** START **
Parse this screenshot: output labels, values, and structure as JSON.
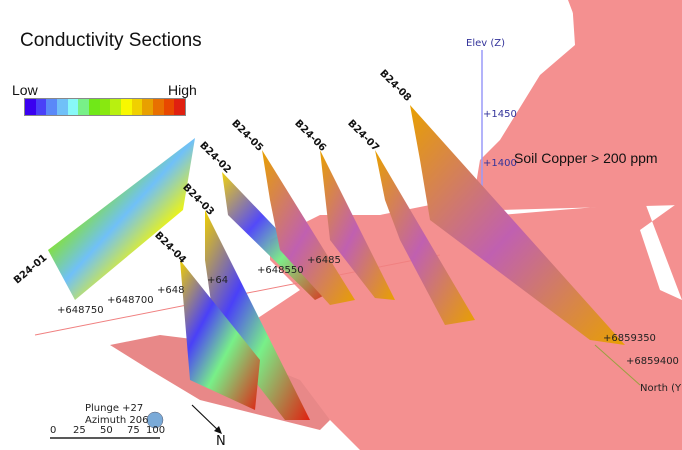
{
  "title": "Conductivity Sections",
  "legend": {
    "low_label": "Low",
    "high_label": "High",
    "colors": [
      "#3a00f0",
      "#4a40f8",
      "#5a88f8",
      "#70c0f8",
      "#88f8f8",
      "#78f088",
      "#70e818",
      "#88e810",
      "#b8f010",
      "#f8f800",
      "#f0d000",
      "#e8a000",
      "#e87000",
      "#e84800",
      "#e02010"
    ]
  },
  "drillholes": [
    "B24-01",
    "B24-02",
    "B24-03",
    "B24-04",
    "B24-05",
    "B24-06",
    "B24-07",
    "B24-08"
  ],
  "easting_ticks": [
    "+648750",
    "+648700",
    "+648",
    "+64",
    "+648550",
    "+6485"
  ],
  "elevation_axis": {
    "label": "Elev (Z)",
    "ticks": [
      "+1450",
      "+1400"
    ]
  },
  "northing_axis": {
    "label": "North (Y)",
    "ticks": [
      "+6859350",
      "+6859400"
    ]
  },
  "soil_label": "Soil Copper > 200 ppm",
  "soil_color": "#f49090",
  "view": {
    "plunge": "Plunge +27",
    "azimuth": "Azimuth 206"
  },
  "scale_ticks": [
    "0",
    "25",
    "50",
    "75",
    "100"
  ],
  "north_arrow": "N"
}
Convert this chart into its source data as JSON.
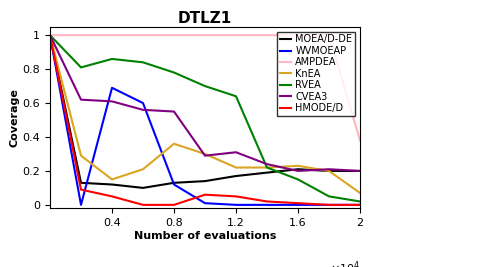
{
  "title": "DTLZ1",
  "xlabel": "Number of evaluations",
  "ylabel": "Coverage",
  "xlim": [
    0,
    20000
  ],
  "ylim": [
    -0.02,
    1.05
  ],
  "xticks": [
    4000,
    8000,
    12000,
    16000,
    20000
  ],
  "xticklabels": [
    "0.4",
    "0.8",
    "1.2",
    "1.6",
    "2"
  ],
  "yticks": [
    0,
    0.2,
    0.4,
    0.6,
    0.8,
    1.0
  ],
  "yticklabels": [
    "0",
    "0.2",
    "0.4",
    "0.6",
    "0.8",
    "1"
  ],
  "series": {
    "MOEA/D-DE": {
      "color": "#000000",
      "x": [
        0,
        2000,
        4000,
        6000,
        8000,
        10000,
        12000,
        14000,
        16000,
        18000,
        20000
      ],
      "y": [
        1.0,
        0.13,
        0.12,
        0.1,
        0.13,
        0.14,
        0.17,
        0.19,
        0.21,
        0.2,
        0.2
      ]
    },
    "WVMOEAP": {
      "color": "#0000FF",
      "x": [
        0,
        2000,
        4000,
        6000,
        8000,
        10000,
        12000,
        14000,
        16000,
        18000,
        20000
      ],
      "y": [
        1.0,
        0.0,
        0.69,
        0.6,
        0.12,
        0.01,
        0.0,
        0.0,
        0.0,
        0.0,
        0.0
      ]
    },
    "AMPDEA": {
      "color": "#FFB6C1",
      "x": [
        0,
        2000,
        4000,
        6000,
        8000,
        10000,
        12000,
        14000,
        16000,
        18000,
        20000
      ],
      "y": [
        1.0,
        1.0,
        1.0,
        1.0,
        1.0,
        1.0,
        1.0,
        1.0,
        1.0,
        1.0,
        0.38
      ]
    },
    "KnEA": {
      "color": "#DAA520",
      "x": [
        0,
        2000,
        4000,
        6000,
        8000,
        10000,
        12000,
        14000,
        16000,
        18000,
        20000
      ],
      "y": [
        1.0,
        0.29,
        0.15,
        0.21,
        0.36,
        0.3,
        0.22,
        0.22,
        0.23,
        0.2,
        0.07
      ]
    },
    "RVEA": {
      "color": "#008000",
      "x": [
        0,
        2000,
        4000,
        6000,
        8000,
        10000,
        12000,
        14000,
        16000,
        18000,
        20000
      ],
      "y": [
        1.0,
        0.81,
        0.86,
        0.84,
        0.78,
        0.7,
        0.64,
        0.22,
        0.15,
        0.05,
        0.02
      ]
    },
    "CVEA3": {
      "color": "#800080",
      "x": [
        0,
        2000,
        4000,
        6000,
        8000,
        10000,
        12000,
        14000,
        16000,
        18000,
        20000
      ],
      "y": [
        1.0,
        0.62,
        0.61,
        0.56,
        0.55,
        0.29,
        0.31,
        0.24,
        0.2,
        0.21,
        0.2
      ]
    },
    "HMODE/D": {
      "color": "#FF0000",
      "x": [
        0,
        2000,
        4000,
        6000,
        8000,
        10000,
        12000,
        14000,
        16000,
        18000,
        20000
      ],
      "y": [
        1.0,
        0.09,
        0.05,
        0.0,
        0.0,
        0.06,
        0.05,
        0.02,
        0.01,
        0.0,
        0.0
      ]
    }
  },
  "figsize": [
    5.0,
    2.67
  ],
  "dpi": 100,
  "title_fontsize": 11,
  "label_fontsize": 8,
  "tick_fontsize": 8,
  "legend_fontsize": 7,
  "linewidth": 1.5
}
** END **
*Problem requirements:* Write out all the entries again, word for word, and print no images.

*Output:*
Parse this screenshot: output labels, values, and structure as JSON.
{
  "title": "Conductivity Sections",
  "legend": {
    "low_label": "Low",
    "high_label": "High",
    "colors": [
      "#3a00f0",
      "#4a40f8",
      "#5a88f8",
      "#70c0f8",
      "#88f8f8",
      "#78f088",
      "#70e818",
      "#88e810",
      "#b8f010",
      "#f8f800",
      "#f0d000",
      "#e8a000",
      "#e87000",
      "#e84800",
      "#e02010"
    ]
  },
  "drillholes": [
    "B24-01",
    "B24-02",
    "B24-03",
    "B24-04",
    "B24-05",
    "B24-06",
    "B24-07",
    "B24-08"
  ],
  "easting_ticks": [
    "+648750",
    "+648700",
    "+648",
    "+64",
    "+648550",
    "+6485"
  ],
  "elevation_axis": {
    "label": "Elev (Z)",
    "ticks": [
      "+1450",
      "+1400"
    ]
  },
  "northing_axis": {
    "label": "North (Y)",
    "ticks": [
      "+6859350",
      "+6859400"
    ]
  },
  "soil_label": "Soil Copper > 200 ppm",
  "soil_color": "#f49090",
  "view": {
    "plunge": "Plunge +27",
    "azimuth": "Azimuth 206"
  },
  "scale_ticks": [
    "0",
    "25",
    "50",
    "75",
    "100"
  ],
  "north_arrow": "N"
}
Convert this chart into its source data as JSON.
{
  "title": "DTLZ1",
  "xlabel": "Number of evaluations",
  "ylabel": "Coverage",
  "xlim": [
    0,
    20000
  ],
  "ylim": [
    -0.02,
    1.05
  ],
  "xticks": [
    4000,
    8000,
    12000,
    16000,
    20000
  ],
  "xticklabels": [
    "0.4",
    "0.8",
    "1.2",
    "1.6",
    "2"
  ],
  "yticks": [
    0,
    0.2,
    0.4,
    0.6,
    0.8,
    1.0
  ],
  "yticklabels": [
    "0",
    "0.2",
    "0.4",
    "0.6",
    "0.8",
    "1"
  ],
  "series": {
    "MOEA/D-DE": {
      "color": "#000000",
      "x": [
        0,
        2000,
        4000,
        6000,
        8000,
        10000,
        12000,
        14000,
        16000,
        18000,
        20000
      ],
      "y": [
        1.0,
        0.13,
        0.12,
        0.1,
        0.13,
        0.14,
        0.17,
        0.19,
        0.21,
        0.2,
        0.2
      ]
    },
    "WVMOEAP": {
      "color": "#0000FF",
      "x": [
        0,
        2000,
        4000,
        6000,
        8000,
        10000,
        12000,
        14000,
        16000,
        18000,
        20000
      ],
      "y": [
        1.0,
        0.0,
        0.69,
        0.6,
        0.12,
        0.01,
        0.0,
        0.0,
        0.0,
        0.0,
        0.0
      ]
    },
    "AMPDEA": {
      "color": "#FFB6C1",
      "x": [
        0,
        2000,
        4000,
        6000,
        8000,
        10000,
        12000,
        14000,
        16000,
        18000,
        20000
      ],
      "y": [
        1.0,
        1.0,
        1.0,
        1.0,
        1.0,
        1.0,
        1.0,
        1.0,
        1.0,
        1.0,
        0.38
      ]
    },
    "KnEA": {
      "color": "#DAA520",
      "x": [
        0,
        2000,
        4000,
        6000,
        8000,
        10000,
        12000,
        14000,
        16000,
        18000,
        20000
      ],
      "y": [
        1.0,
        0.29,
        0.15,
        0.21,
        0.36,
        0.3,
        0.22,
        0.22,
        0.23,
        0.2,
        0.07
      ]
    },
    "RVEA": {
      "color": "#008000",
      "x": [
        0,
        2000,
        4000,
        6000,
        8000,
        10000,
        12000,
        14000,
        16000,
        18000,
        20000
      ],
      "y": [
        1.0,
        0.81,
        0.86,
        0.84,
        0.78,
        0.7,
        0.64,
        0.22,
        0.15,
        0.05,
        0.02
      ]
    },
    "CVEA3": {
      "color": "#800080",
      "x": [
        0,
        2000,
        4000,
        6000,
        8000,
        10000,
        12000,
        14000,
        16000,
        18000,
        20000
      ],
      "y": [
        1.0,
        0.62,
        0.61,
        0.56,
        0.55,
        0.29,
        0.31,
        0.24,
        0.2,
        0.21,
        0.2
      ]
    },
    "HMODE/D": {
      "color": "#FF0000",
      "x": [
        0,
        2000,
        4000,
        6000,
        8000,
        10000,
        12000,
        14000,
        16000,
        18000,
        20000
      ],
      "y": [
        1.0,
        0.09,
        0.05,
        0.0,
        0.0,
        0.06,
        0.05,
        0.02,
        0.01,
        0.0,
        0.0
      ]
    }
  },
  "figsize": [
    5.0,
    2.67
  ],
  "dpi": 100,
  "title_fontsize": 11,
  "label_fontsize": 8,
  "tick_fontsize": 8,
  "legend_fontsize": 7,
  "linewidth": 1.5
}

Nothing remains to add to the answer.